- [Quoted passage]

Posted on 11/10/2007 9:23:11 AM PST by TheRealDBear
Because the people who do the damage don’t have deep pockets. Note mommy is suing the Cardinals. Mommy is not equiping her little flower to cope with the real world, only the victimhood world.
Oopsie. AB had a STUD! A mispelling by a jealous “friend”!
So what? But for the scoreboard . . . .
Bingo.
or the wall at school, or in the cafeteria, or notes passed in class ... the Cardinals were certainly asking for trouble offering an un-moderated venue, but it would seem the girl was the target of her peers from before the Cardinals offered up their scoreboard as a forum. $25K might help her “self-esteem” but who will she sue the next time the clique makes fun of her?
Well, in those more limited situations, she’d have a harder time proving damages. The Cards should’ve had someone monitoring the system. The Cards did not. Bad for the Cards.
Oooops. Eyes read Cards but the mind read Reds.
Gettin’ old ain’t always fun...but I do tend to forget quickly.
The Cardinals definitely owe her an apology. It is, however, the author of the message that owes her for damages.
“The message appeared through a program that allows fans to post text messages with their cell phones.”
Who was the genius who came up with that?
I'm curious as to what law school would teach you that interpretation of defamation.
what would be interesting is to see how,and what, the court decides whether a text message is libel or slander.
In many jursidictions damage to reputation is presumed in libel, but must be proven in slander cases. HOWEVER, a curious exception to that is when the slander involves a STD, then the slander is established per se (probably not everywhere, though).
From a legal perspective this has the makings of a very interesting case.
What exactly are you disputing? ...That falsely telling people someone else has an STD is defamatory? ...Or what an author is? ...Or whether a broadcast message message is slander or libel? ...Or whether an objective truth has the same level of presumption as a subjective one? All of that? None of that?

- [Exercise requirements]
a. Answer these questions about the forum thread on the scoreboard lawsuit:
(i) Whom is the girl's mother suing?
(ii) According to the quoted line in the thread, how did the message get onto the scoreboard?
(iii) According to the thread, what is presumed in libel cases in many jurisdictions but must be proven in slander cases?
b. Carry on the forum thread about the scoreboard lawsuit, starting after its final post.

- [Provided material]

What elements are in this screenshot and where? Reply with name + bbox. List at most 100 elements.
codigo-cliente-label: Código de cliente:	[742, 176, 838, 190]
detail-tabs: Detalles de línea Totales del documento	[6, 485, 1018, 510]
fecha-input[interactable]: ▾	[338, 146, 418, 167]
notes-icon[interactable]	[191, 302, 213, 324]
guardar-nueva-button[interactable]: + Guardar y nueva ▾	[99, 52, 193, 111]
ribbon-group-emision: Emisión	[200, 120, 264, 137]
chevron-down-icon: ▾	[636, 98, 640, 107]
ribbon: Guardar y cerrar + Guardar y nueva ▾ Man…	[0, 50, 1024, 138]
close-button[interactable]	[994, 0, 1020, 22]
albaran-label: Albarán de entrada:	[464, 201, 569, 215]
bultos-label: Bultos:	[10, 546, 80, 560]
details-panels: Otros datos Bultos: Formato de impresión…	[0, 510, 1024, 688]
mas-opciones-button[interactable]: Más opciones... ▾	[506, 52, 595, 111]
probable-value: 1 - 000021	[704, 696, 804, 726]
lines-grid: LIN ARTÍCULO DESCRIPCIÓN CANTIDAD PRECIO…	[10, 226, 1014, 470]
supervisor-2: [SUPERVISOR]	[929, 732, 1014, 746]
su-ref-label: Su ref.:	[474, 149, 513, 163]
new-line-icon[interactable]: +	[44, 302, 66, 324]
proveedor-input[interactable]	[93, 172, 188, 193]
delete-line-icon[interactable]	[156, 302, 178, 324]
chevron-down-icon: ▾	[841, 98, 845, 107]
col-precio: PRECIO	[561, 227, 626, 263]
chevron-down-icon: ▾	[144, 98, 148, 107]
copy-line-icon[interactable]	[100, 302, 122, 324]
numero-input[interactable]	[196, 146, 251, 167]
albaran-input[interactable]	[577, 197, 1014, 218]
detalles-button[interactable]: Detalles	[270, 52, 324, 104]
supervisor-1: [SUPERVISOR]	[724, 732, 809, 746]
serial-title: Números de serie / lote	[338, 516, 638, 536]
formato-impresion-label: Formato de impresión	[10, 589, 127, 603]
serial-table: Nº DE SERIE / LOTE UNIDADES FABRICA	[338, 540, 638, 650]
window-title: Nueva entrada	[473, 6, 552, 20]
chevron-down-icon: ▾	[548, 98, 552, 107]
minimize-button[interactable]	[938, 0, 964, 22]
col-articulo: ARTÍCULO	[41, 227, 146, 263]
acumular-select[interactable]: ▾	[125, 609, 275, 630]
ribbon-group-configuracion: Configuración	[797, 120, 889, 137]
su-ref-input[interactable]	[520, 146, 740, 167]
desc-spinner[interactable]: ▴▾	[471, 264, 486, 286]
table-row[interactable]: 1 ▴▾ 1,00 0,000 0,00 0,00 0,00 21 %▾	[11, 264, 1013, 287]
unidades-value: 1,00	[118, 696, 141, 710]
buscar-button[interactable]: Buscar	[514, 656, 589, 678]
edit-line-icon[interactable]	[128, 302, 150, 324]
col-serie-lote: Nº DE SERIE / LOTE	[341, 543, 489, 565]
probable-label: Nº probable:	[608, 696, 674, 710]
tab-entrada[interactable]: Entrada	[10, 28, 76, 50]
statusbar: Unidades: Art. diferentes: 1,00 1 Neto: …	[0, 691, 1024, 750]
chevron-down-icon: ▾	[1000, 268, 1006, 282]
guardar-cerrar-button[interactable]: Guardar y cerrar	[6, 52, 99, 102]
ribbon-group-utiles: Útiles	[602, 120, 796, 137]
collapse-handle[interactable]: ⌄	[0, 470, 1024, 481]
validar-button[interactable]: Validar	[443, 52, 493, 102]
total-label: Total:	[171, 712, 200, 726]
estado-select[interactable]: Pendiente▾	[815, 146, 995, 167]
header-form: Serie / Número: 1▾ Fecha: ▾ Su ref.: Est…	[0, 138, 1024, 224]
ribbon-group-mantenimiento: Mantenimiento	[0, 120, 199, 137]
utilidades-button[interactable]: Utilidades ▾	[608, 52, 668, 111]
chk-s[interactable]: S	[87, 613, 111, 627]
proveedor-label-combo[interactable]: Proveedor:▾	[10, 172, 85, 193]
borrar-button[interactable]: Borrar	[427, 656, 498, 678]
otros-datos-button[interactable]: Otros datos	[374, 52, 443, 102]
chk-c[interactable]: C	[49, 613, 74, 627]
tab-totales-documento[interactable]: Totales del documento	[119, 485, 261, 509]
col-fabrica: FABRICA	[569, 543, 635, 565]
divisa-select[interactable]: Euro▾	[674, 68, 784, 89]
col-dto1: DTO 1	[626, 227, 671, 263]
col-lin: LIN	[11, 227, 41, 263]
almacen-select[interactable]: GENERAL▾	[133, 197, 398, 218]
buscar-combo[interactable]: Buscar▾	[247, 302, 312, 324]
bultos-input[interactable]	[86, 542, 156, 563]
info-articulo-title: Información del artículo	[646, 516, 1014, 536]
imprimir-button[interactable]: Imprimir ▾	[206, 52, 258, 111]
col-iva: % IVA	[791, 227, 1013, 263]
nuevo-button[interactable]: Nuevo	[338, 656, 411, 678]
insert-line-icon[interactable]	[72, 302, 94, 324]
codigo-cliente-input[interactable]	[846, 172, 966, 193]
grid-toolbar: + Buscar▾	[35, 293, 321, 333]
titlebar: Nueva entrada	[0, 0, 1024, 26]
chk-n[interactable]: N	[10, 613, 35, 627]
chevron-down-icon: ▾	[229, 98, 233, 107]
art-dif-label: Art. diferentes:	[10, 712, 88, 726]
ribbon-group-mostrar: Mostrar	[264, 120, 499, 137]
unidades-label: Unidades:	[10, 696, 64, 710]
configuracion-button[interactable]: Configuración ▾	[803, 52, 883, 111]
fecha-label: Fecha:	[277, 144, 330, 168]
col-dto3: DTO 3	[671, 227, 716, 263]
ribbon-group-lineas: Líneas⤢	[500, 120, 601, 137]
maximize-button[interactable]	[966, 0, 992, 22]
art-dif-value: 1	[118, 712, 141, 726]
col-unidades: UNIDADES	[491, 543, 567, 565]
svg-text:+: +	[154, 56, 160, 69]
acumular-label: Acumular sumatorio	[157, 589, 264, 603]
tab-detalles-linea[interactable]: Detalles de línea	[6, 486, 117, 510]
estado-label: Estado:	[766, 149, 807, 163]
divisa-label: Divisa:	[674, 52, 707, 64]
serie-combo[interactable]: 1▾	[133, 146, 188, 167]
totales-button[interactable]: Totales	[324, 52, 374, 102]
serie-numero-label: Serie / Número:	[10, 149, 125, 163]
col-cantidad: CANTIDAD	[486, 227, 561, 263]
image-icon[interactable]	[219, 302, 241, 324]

- [Answers to the exercises]
a.
(i) The Cardinals.
(ii) Through a program that allows fans to post text messages with their cell phones.
(iii) Damage to reputation.

b.
In any case, quite aside from "law school", I was speaking morally. I don't think I implied anything else.
As to whether it is slander or libel, that is one of the parts of this that is legally interesting. the message was typed, but on a cell phone. So it is possible that the communication could be considered either libel or slander. But since the allegation was regarding her being infected with an STD, in most jurisdictions the elements required to prove one or the other would be the same. It will be merely interesting to see how the court view's the matter.
I'm assuming that she'll get some money out of the Cards...and they were stupid for not putting a filtering mechanism in place. That said, the worst they did morally is be naively trusting. Being an electronic billboard, that's not exactly "repeating" defamatory language in any social sense.
Classic case of libel per se. And you sue the one that published it - they have the right defendant.
No, it is the publisher that is liable.
See the California codification of the common law:
"Libel is a false and unprivileged publication by writing, printing, picture, effigy, or other fixed representation to the eye, which exposes any person to hatred, contempt, ridicule, or obloquy, or which causes him to be shunned or avoided, or which has a tendency to injure him in his occupation.- " http://www.leginfo.ca.gov/cgi-bin/displaycode?section=civ&group=00001-01000&file=43-53
Shouldn’t the Cardinals have someone proof reading what goes up there? Wouldn’t a prudent host of such a venue prepare for such postings by having someone to edit? I think the venue owner (the Cardinals) dropped the ball on this one...what of the cell phone company...it was a promotion of their’s as well?